(Dataset entries)
--
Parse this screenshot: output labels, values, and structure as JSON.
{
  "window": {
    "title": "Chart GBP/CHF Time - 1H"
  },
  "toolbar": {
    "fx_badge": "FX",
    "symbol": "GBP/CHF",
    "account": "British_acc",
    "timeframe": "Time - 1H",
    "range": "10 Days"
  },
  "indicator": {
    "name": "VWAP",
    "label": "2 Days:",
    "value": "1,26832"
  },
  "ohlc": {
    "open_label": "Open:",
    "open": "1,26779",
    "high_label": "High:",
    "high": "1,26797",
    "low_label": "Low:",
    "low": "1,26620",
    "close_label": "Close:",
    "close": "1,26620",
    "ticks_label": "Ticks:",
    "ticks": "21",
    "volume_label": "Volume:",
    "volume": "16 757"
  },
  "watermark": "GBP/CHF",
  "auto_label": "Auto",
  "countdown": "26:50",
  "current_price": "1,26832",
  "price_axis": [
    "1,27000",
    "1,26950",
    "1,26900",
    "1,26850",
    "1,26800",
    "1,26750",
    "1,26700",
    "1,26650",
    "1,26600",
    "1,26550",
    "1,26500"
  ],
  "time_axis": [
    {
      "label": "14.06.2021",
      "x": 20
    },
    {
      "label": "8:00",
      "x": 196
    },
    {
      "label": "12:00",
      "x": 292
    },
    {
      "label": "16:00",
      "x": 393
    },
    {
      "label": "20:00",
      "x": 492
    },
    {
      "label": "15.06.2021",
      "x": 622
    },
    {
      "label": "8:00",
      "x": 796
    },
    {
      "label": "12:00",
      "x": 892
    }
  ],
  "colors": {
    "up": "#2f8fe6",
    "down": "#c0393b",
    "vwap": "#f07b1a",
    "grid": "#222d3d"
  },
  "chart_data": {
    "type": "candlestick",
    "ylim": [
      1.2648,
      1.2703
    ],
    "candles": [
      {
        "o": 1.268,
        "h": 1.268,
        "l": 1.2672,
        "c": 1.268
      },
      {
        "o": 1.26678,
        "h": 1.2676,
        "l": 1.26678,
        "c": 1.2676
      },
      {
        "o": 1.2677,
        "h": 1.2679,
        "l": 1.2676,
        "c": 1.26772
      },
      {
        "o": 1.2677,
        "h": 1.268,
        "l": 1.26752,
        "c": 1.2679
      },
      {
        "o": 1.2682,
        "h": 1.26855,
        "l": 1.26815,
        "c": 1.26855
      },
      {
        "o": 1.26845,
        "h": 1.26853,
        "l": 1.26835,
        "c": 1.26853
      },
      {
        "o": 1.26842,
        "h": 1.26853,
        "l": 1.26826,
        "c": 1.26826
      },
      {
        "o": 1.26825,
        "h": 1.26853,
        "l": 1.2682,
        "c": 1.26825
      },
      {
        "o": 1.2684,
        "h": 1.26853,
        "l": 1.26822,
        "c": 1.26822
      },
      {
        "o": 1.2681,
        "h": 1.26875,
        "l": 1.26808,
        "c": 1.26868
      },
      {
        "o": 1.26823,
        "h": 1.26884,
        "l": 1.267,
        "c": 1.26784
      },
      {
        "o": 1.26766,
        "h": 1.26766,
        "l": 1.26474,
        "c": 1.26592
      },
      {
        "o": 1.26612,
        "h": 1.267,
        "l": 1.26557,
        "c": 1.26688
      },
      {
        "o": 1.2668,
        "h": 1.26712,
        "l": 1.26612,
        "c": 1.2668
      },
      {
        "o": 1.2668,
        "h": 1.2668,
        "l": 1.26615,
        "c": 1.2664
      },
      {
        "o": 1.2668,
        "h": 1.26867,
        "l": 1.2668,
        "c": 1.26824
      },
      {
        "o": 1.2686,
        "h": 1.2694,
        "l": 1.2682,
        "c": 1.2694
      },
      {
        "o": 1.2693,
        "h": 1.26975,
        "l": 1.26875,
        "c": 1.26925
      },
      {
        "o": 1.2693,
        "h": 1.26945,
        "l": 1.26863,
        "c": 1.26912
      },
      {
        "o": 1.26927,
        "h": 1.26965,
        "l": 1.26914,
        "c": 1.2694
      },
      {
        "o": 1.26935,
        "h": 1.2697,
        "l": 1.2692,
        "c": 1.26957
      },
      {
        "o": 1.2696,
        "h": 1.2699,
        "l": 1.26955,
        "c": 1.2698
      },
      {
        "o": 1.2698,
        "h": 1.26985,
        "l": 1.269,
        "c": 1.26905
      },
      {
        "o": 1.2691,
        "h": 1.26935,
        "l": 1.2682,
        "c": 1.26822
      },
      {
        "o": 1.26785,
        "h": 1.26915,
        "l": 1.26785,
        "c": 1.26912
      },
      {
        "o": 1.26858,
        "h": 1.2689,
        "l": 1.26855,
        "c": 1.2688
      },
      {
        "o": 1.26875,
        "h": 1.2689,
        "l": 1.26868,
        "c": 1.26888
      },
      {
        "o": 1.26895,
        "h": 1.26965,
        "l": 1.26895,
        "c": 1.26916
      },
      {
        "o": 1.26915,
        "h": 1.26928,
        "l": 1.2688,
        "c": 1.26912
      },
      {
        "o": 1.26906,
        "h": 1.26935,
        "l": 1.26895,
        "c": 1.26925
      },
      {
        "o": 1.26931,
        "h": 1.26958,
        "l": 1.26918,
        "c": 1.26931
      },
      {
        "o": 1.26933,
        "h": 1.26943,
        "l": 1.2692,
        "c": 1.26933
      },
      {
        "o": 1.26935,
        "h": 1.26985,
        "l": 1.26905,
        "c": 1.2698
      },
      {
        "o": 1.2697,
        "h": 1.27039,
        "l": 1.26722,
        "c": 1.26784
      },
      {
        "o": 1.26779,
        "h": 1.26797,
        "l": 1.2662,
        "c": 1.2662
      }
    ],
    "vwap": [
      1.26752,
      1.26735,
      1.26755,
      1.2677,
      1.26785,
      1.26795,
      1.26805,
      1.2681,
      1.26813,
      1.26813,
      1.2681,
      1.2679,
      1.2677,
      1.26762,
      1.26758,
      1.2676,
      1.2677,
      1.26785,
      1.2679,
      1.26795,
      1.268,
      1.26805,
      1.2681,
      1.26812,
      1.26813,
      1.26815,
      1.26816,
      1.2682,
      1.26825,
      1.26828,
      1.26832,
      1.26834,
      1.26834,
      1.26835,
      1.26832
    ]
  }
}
--
(Task directions) Each line must be given again exactly as written above.

(Exercise answer)
Parse this screenshot: output labels, values, and structure as JSON.
{
  "window": {
    "title": "Chart GBP/CHF Time - 1H"
  },
  "toolbar": {
    "fx_badge": "FX",
    "symbol": "GBP/CHF",
    "account": "British_acc",
    "timeframe": "Time - 1H",
    "range": "10 Days"
  },
  "indicator": {
    "name": "VWAP",
    "label": "2 Days:",
    "value": "1,26832"
  },
  "ohlc": {
    "open_label": "Open:",
    "open": "1,26779",
    "high_label": "High:",
    "high": "1,26797",
    "low_label": "Low:",
    "low": "1,26620",
    "close_label": "Close:",
    "close": "1,26620",
    "ticks_label": "Ticks:",
    "ticks": "21",
    "volume_label": "Volume:",
    "volume": "16 757"
  },
  "watermark": "GBP/CHF",
  "auto_label": "Auto",
  "countdown": "26:50",
  "current_price": "1,26832",
  "price_axis": [
    "1,27000",
    "1,26950",
    "1,26900",
    "1,26850",
    "1,26800",
    "1,26750",
    "1,26700",
    "1,26650",
    "1,26600",
    "1,26550",
    "1,26500"
  ],
  "time_axis": [
    {
      "label": "14.06.2021",
      "x": 20
    },
    {
      "label": "8:00",
      "x": 196
    },
    {
      "label": "12:00",
      "x": 292
    },
    {
      "label": "16:00",
      "x": 393
    },
    {
      "label": "20:00",
      "x": 492
    },
    {
      "label": "15.06.2021",
      "x": 622
    },
    {
      "label": "8:00",
      "x": 796
    },
    {
      "label": "12:00",
      "x": 892
    }
  ],
  "colors": {
    "up": "#2f8fe6",
    "down": "#c0393b",
    "vwap": "#f07b1a",
    "grid": "#222d3d"
  },
  "chart_data": {
    "type": "candlestick",
    "ylim": [
      1.2648,
      1.2703
    ],
    "candles": [
      {
        "o": 1.268,
        "h": 1.268,
        "l": 1.2672,
        "c": 1.268
      },
      {
        "o": 1.26678,
        "h": 1.2676,
        "l": 1.26678,
        "c": 1.2676
      },
      {
        "o": 1.2677,
        "h": 1.2679,
        "l": 1.2676,
        "c": 1.26772
      },
      {
        "o": 1.2677,
        "h": 1.268,
        "l": 1.26752,
        "c": 1.2679
      },
      {
        "o": 1.2682,
        "h": 1.26855,
        "l": 1.26815,
        "c": 1.26855
      },
      {
        "o": 1.26845,
        "h": 1.26853,
        "l": 1.26835,
        "c": 1.26853
      },
      {
        "o": 1.26842,
        "h": 1.26853,
        "l": 1.26826,
        "c": 1.26826
      },
      {
        "o": 1.26825,
        "h": 1.26853,
        "l": 1.2682,
        "c": 1.26825
      },
      {
        "o": 1.2684,
        "h": 1.26853,
        "l": 1.26822,
        "c": 1.26822
      },
      {
        "o": 1.2681,
        "h": 1.26875,
        "l": 1.26808,
        "c": 1.26868
      },
      {
        "o": 1.26823,
        "h": 1.26884,
        "l": 1.267,
        "c": 1.26784
      },
      {
        "o": 1.26766,
        "h": 1.26766,
        "l": 1.26474,
        "c": 1.26592
      },
      {
        "o": 1.26612,
        "h": 1.267,
        "l": 1.26557,
        "c": 1.26688
      },
      {
        "o": 1.2668,
        "h": 1.26712,
        "l": 1.26612,
        "c": 1.2668
      },
      {
        "o": 1.2668,
        "h": 1.2668,
        "l": 1.26615,
        "c": 1.2664
      },
      {
        "o": 1.2668,
        "h": 1.26867,
        "l": 1.2668,
        "c": 1.26824
      },
      {
        "o": 1.2686,
        "h": 1.2694,
        "l": 1.2682,
        "c": 1.2694
      },
      {
        "o": 1.2693,
        "h": 1.26975,
        "l": 1.26875,
        "c": 1.26925
      },
      {
        "o": 1.2693,
        "h": 1.26945,
        "l": 1.26863,
        "c": 1.26912
      },
      {
        "o": 1.26927,
        "h": 1.26965,
        "l": 1.26914,
        "c": 1.2694
      },
      {
        "o": 1.26935,
        "h": 1.2697,
        "l": 1.2692,
        "c": 1.26957
      },
      {
        "o": 1.2696,
        "h": 1.2699,
        "l": 1.26955,
        "c": 1.2698
      },
      {
        "o": 1.2698,
        "h": 1.26985,
        "l": 1.269,
        "c": 1.26905
      },
      {
        "o": 1.2691,
        "h": 1.26935,
        "l": 1.2682,
        "c": 1.26822
      },
      {
        "o": 1.26785,
        "h": 1.26915,
        "l": 1.26785,
        "c": 1.26912
      },
      {
        "o": 1.26858,
        "h": 1.2689,
        "l": 1.26855,
        "c": 1.2688
      },
      {
        "o": 1.26875,
        "h": 1.2689,
        "l": 1.26868,
        "c": 1.26888
      },
      {
        "o": 1.26895,
        "h": 1.26965,
        "l": 1.26895,
        "c": 1.26916
      },
      {
        "o": 1.26915,
        "h": 1.26928,
        "l": 1.2688,
        "c": 1.26912
      },
      {
        "o": 1.26906,
        "h": 1.26935,
        "l": 1.26895,
        "c": 1.26925
      },
      {
        "o": 1.26931,
        "h": 1.26958,
        "l": 1.26918,
        "c": 1.26931
      },
      {
        "o": 1.26933,
        "h": 1.26943,
        "l": 1.2692,
        "c": 1.26933
      },
      {
        "o": 1.26935,
        "h": 1.26985,
        "l": 1.26905,
        "c": 1.2698
      },
      {
        "o": 1.2697,
        "h": 1.27039,
        "l": 1.26722,
        "c": 1.26784
      },
      {
        "o": 1.26779,
        "h": 1.26797,
        "l": 1.2662,
        "c": 1.2662
      }
    ],
    "vwap": [
      1.26752,
      1.26735,
      1.26755,
      1.2677,
      1.26785,
      1.26795,
      1.26805,
      1.2681,
      1.26813,
      1.26813,
      1.2681,
      1.2679,
      1.2677,
      1.26762,
      1.26758,
      1.2676,
      1.2677,
      1.26785,
      1.2679,
      1.26795,
      1.268,
      1.26805,
      1.2681,
      1.26812,
      1.26813,
      1.26815,
      1.26816,
      1.2682,
      1.26825,
      1.26828,
      1.26832,
      1.26834,
      1.26834,
      1.26835,
      1.26832
    ]
  }
}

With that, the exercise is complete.